WRITTEN TASK
Below is a listing to write out in full, exactly as given, without its pictures.

STORED RECORDS
[start]

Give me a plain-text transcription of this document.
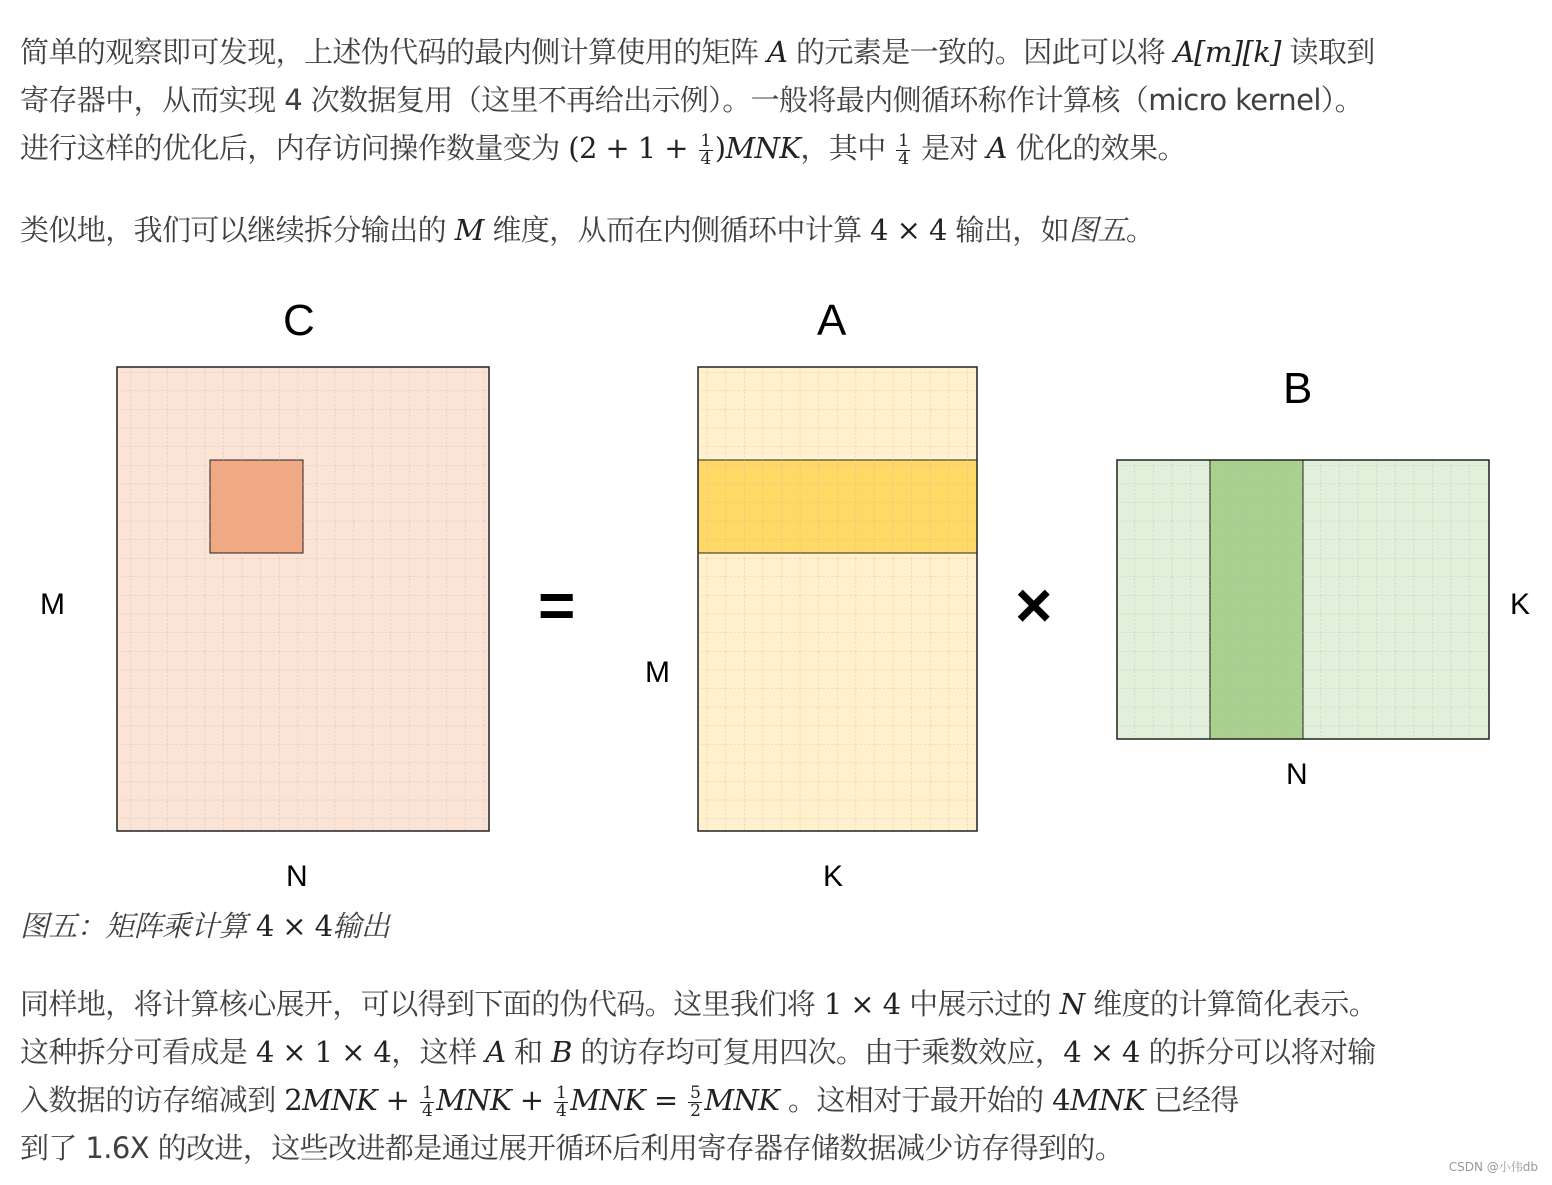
简单的观察即可发现，上述伪代码的最内侧计算使用的矩阵 A 的元素是一致的。因此可以将 A[m][k] 读取到
寄存器中，从而实现 4 次数据复用（这里不再给出示例）。一般将最内侧循环称作计算核（micro kernel）。
进行这样的优化后，内存访问操作数量变为 $(2 + 1 + \frac{1}{4} )MNK$，其中 $\frac{1}{4}$ 是对 A 优化的效果。
类似地，我们可以继续拆分输出的 M 维度，从而在内侧循环中计算 4 × 4 输出，如图五。
C
M
N
=
A
M
K
×
B
K
N
图五：矩阵乘计算 4 × 4输出
同样地，将计算核心展开，可以得到下面的伪代码。这里我们将 1 × 4 中展示过的 N 维度的计算简化表示。
这种拆分可看成是 4 × 1 × 4，这样 A 和 B 的访存均可复用四次。由于乘数效应，4 × 4 的拆分可以将对输
入数据的访存缩减到 $2MNK + \frac{1}{4}$ MNK + $\frac{1}{4}$ MNK = $\frac{5}{2}$ MNK 。这相对于最开始的 4MNK 已经得
到了 1.6X 的改进，这些改进都是通过展开循环后利用寄存器存储数据减少访存得到的。
CSDN @小伟db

[end]

CORRECT RESULT
Give me a plain-text transcription of this document.
简单的观察即可发现，上述伪代码的最内侧计算使用的矩阵 A 的元素是一致的。因此可以将 A[m][k] 读取到
寄存器中，从而实现 4 次数据复用（这里不再给出示例）。一般将最内侧循环称作计算核（micro kernel）。
进行这样的优化后，内存访问操作数量变为 $(2 + 1 + \frac{1}{4} )MNK$，其中 $\frac{1}{4}$ 是对 A 优化的效果。
类似地，我们可以继续拆分输出的 M 维度，从而在内侧循环中计算 4 × 4 输出，如图五。
C
M
N
=
A
M
K
×
B
K
N
图五：矩阵乘计算 4 × 4输出
同样地，将计算核心展开，可以得到下面的伪代码。这里我们将 1 × 4 中展示过的 N 维度的计算简化表示。
这种拆分可看成是 4 × 1 × 4，这样 A 和 B 的访存均可复用四次。由于乘数效应，4 × 4 的拆分可以将对输
入数据的访存缩减到 $2MNK + \frac{1}{4}$ MNK + $\frac{1}{4}$ MNK = $\frac{5}{2}$ MNK 。这相对于最开始的 4MNK 已经得
到了 1.6X 的改进，这些改进都是通过展开循环后利用寄存器存储数据减少访存得到的。
CSDN @小伟db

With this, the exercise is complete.